___ Records shown

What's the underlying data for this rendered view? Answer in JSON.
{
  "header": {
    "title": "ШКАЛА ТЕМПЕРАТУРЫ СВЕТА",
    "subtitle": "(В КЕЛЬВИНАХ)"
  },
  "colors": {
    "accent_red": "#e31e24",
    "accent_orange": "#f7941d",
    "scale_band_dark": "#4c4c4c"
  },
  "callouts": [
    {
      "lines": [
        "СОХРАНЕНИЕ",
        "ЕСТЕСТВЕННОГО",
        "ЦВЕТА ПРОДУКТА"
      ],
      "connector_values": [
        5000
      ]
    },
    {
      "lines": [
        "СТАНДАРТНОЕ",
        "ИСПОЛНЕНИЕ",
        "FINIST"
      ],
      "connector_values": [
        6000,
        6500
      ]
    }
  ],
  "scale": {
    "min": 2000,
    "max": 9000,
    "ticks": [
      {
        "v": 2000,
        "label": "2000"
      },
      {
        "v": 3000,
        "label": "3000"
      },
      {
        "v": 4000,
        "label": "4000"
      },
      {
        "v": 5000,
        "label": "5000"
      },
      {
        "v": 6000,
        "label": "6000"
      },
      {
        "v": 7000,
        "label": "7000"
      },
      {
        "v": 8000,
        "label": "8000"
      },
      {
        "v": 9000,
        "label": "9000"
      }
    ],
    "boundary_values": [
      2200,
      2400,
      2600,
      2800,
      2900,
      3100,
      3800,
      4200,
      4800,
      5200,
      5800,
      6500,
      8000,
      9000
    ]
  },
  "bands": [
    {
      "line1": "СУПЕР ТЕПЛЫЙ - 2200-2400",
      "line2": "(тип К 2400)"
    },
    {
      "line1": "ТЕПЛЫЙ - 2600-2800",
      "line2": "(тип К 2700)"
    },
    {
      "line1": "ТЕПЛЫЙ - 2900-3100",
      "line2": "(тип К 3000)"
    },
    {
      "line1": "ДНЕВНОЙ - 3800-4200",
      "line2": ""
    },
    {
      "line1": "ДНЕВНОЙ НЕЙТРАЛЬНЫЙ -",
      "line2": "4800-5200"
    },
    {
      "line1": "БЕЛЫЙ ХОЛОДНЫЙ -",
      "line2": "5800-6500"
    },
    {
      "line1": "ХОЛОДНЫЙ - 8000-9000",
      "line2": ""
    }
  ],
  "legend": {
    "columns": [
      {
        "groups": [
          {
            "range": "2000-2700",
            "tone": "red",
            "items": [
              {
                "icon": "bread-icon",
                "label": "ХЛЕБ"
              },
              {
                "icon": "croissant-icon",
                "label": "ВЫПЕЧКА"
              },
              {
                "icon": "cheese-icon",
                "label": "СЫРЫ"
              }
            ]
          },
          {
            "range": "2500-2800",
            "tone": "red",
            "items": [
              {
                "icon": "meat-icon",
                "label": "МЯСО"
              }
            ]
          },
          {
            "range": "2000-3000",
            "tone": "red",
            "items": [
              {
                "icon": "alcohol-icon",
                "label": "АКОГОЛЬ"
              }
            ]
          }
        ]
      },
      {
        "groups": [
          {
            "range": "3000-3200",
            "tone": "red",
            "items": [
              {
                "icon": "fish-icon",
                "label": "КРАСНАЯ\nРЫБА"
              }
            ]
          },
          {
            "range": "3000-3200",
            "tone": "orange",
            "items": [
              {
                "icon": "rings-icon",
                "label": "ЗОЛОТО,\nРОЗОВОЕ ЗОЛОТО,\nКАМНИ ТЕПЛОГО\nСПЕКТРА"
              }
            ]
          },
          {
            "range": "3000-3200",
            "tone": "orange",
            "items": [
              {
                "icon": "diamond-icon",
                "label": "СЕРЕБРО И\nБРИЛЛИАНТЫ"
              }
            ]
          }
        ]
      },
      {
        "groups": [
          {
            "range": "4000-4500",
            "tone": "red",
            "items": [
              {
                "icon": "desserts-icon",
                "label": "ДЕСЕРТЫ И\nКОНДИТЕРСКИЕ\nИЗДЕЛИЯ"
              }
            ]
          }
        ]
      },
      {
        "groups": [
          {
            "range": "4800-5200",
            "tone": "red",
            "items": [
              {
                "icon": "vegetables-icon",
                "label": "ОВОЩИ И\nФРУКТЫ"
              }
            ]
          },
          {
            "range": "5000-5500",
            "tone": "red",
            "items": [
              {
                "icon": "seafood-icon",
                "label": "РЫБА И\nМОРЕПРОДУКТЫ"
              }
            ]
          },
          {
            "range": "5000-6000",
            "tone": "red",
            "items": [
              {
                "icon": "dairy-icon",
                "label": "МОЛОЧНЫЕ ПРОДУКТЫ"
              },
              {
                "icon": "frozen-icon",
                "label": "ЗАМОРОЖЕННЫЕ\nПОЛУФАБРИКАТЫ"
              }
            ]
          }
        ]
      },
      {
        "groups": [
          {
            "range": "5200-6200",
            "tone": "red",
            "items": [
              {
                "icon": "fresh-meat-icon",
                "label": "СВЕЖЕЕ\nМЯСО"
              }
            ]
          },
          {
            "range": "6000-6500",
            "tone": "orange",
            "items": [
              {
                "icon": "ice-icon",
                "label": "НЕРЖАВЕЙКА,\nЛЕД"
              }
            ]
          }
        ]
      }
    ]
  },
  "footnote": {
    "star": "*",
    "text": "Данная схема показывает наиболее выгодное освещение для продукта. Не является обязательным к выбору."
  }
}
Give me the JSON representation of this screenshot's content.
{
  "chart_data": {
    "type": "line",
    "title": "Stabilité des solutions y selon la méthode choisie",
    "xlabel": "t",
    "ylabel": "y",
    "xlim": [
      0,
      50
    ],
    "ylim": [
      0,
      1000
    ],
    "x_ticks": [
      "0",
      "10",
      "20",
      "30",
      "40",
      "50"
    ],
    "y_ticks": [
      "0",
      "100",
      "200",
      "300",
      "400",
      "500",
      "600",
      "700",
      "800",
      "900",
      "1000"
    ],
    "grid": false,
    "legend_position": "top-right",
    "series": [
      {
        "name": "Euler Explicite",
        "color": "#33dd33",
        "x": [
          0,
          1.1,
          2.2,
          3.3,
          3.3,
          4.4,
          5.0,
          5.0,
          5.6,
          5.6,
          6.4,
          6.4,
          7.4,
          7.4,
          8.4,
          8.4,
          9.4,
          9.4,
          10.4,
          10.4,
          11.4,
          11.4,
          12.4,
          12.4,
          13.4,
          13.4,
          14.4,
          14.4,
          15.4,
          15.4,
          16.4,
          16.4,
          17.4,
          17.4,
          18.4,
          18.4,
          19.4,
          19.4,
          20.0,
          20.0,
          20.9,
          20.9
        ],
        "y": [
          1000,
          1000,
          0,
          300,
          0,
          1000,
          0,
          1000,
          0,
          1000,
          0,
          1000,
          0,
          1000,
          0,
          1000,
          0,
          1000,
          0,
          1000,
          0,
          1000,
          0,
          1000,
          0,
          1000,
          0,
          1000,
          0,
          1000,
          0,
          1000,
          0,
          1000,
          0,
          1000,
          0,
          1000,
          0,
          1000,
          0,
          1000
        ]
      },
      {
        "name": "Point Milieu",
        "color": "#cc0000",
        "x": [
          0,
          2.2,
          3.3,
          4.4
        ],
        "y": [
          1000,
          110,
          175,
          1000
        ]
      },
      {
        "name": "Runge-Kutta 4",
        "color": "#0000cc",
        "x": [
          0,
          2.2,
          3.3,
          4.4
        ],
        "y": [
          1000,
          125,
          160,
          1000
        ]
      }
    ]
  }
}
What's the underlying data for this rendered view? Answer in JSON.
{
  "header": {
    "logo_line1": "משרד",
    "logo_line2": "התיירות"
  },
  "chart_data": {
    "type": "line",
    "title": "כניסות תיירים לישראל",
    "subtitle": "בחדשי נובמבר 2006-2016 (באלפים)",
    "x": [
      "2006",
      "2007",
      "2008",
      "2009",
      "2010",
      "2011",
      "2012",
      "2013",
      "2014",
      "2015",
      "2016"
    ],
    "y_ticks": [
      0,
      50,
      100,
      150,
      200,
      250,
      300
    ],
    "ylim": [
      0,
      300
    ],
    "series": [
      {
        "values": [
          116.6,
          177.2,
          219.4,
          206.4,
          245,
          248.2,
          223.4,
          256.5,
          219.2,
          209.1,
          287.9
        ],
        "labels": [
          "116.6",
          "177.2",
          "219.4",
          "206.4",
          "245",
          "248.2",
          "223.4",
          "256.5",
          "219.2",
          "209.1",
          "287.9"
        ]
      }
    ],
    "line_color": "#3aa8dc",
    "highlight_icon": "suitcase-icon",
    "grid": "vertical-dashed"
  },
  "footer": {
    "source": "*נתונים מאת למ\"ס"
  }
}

______

- [The task] From the data above, pick out each line containing "subtitle" and copy it.

- [Solution below]
    "subtitle": "(В КЕЛЬВИНАХ)"
    "subtitle": "בחדשי נובמבר 2006-2016 (באלפים)",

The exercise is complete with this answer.